■ **Exercise goal**
Report how many lines of these entries hold the string "Elävänä"; reply with the number alone.

--- begin ---

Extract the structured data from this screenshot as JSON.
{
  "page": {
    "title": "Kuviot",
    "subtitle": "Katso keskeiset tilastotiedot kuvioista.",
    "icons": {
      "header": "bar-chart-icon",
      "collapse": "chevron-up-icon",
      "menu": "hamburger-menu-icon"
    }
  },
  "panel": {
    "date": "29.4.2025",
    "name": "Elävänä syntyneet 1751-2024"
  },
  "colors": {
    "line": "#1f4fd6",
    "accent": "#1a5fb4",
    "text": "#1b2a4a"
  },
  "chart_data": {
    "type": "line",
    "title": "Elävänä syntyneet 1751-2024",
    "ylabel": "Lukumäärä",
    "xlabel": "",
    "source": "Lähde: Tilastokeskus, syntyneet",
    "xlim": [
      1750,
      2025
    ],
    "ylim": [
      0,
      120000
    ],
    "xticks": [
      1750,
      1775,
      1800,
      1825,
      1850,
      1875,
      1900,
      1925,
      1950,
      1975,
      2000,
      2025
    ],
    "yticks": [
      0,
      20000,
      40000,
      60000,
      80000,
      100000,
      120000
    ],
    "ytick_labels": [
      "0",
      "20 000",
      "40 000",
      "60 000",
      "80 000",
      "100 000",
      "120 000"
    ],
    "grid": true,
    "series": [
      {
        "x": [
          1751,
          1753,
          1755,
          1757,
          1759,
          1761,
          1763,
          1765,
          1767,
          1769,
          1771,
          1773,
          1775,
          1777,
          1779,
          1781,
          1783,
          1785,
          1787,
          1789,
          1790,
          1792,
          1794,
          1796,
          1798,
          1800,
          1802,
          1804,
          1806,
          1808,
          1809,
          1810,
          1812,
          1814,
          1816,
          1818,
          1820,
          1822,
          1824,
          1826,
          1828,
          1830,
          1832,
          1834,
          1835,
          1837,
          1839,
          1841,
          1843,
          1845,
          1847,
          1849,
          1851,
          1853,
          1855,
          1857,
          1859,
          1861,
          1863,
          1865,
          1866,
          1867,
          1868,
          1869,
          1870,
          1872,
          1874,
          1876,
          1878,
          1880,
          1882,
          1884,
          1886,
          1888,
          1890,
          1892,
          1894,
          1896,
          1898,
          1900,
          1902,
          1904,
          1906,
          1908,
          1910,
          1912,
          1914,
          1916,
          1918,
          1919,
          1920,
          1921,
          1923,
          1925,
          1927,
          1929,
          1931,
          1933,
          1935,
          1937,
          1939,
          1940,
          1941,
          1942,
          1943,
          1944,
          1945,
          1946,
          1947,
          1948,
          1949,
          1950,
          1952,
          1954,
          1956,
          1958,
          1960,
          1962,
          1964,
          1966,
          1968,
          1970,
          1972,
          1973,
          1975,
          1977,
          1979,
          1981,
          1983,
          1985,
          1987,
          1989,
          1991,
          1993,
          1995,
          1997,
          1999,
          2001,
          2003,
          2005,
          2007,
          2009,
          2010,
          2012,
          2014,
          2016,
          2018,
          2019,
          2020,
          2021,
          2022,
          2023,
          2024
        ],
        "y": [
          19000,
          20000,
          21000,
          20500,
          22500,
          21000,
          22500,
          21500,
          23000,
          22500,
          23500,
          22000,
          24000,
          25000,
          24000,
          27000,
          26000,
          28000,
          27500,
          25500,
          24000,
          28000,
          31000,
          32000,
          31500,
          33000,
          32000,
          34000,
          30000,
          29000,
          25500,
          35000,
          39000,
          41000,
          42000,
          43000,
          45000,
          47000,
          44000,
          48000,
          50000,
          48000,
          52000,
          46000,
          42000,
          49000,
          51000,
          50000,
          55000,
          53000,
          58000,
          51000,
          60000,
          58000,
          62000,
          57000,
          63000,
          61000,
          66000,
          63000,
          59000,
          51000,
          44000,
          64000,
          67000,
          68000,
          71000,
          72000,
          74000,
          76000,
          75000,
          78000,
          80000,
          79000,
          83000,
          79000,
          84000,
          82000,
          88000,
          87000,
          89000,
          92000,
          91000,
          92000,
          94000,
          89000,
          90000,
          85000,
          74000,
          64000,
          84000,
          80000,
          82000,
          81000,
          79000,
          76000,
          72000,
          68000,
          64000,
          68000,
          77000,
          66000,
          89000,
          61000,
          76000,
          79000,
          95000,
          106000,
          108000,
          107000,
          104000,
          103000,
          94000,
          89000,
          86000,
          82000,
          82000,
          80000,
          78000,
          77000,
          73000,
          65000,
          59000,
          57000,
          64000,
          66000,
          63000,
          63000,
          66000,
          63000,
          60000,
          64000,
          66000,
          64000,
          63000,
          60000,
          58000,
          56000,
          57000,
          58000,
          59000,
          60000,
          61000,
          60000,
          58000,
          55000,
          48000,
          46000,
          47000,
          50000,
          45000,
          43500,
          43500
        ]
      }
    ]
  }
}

--- end ---

■ **Exercise response**
2